- **TASK INSTRUCTIONS**: Render every entry exactly as it appears.

- **GIVEN DATA**:
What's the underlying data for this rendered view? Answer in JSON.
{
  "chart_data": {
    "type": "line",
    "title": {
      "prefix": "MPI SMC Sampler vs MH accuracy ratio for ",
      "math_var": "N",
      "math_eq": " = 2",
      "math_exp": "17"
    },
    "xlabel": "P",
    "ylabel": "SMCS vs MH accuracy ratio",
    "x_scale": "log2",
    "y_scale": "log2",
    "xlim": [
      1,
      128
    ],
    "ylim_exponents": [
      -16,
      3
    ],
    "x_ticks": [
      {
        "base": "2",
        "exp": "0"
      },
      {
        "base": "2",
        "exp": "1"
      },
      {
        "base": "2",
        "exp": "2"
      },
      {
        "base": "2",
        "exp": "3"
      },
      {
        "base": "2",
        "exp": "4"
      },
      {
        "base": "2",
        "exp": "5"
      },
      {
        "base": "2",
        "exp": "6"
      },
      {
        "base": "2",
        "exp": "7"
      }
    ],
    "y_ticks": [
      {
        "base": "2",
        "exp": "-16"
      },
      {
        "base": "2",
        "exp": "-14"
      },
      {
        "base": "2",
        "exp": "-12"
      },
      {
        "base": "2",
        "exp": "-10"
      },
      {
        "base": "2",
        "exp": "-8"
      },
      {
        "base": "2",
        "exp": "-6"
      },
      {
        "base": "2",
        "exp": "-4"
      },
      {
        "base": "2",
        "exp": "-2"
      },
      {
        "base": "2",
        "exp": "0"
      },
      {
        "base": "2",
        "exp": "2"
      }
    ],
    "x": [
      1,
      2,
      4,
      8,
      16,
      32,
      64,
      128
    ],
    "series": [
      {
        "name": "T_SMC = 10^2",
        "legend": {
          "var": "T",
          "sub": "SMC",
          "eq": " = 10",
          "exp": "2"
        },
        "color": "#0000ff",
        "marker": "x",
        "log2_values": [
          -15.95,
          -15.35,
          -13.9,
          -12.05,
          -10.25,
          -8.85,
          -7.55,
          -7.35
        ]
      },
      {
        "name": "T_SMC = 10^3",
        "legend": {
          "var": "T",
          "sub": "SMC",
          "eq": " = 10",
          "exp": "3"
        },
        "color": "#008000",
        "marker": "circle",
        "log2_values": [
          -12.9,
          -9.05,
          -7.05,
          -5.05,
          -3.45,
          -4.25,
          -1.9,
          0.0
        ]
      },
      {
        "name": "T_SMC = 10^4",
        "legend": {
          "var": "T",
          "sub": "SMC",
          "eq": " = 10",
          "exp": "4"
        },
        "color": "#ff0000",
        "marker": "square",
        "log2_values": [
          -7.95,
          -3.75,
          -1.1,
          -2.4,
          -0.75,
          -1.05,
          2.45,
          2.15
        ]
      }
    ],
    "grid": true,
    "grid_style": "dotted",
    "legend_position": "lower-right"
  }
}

- **SOLUTION BELOW**:
What's the underlying data for this rendered view? Answer in JSON.
{
  "chart_data": {
    "type": "line",
    "title": {
      "prefix": "MPI SMC Sampler vs MH accuracy ratio for ",
      "math_var": "N",
      "math_eq": " = 2",
      "math_exp": "17"
    },
    "xlabel": "P",
    "ylabel": "SMCS vs MH accuracy ratio",
    "x_scale": "log2",
    "y_scale": "log2",
    "xlim": [
      1,
      128
    ],
    "ylim_exponents": [
      -16,
      3
    ],
    "x_ticks": [
      {
        "base": "2",
        "exp": "0"
      },
      {
        "base": "2",
        "exp": "1"
      },
      {
        "base": "2",
        "exp": "2"
      },
      {
        "base": "2",
        "exp": "3"
      },
      {
        "base": "2",
        "exp": "4"
      },
      {
        "base": "2",
        "exp": "5"
      },
      {
        "base": "2",
        "exp": "6"
      },
      {
        "base": "2",
        "exp": "7"
      }
    ],
    "y_ticks": [
      {
        "base": "2",
        "exp": "-16"
      },
      {
        "base": "2",
        "exp": "-14"
      },
      {
        "base": "2",
        "exp": "-12"
      },
      {
        "base": "2",
        "exp": "-10"
      },
      {
        "base": "2",
        "exp": "-8"
      },
      {
        "base": "2",
        "exp": "-6"
      },
      {
        "base": "2",
        "exp": "-4"
      },
      {
        "base": "2",
        "exp": "-2"
      },
      {
        "base": "2",
        "exp": "0"
      },
      {
        "base": "2",
        "exp": "2"
      }
    ],
    "x": [
      1,
      2,
      4,
      8,
      16,
      32,
      64,
      128
    ],
    "series": [
      {
        "name": "T_SMC = 10^2",
        "legend": {
          "var": "T",
          "sub": "SMC",
          "eq": " = 10",
          "exp": "2"
        },
        "color": "#0000ff",
        "marker": "x",
        "log2_values": [
          -15.95,
          -15.35,
          -13.9,
          -12.05,
          -10.25,
          -8.85,
          -7.55,
          -7.35
        ]
      },
      {
        "name": "T_SMC = 10^3",
        "legend": {
          "var": "T",
          "sub": "SMC",
          "eq": " = 10",
          "exp": "3"
        },
        "color": "#008000",
        "marker": "circle",
        "log2_values": [
          -12.9,
          -9.05,
          -7.05,
          -5.05,
          -3.45,
          -4.25,
          -1.9,
          0.0
        ]
      },
      {
        "name": "T_SMC = 10^4",
        "legend": {
          "var": "T",
          "sub": "SMC",
          "eq": " = 10",
          "exp": "4"
        },
        "color": "#ff0000",
        "marker": "square",
        "log2_values": [
          -7.95,
          -3.75,
          -1.1,
          -2.4,
          -0.75,
          -1.05,
          2.45,
          2.15
        ]
      }
    ],
    "grid": true,
    "grid_style": "dotted",
    "legend_position": "lower-right"
  }
}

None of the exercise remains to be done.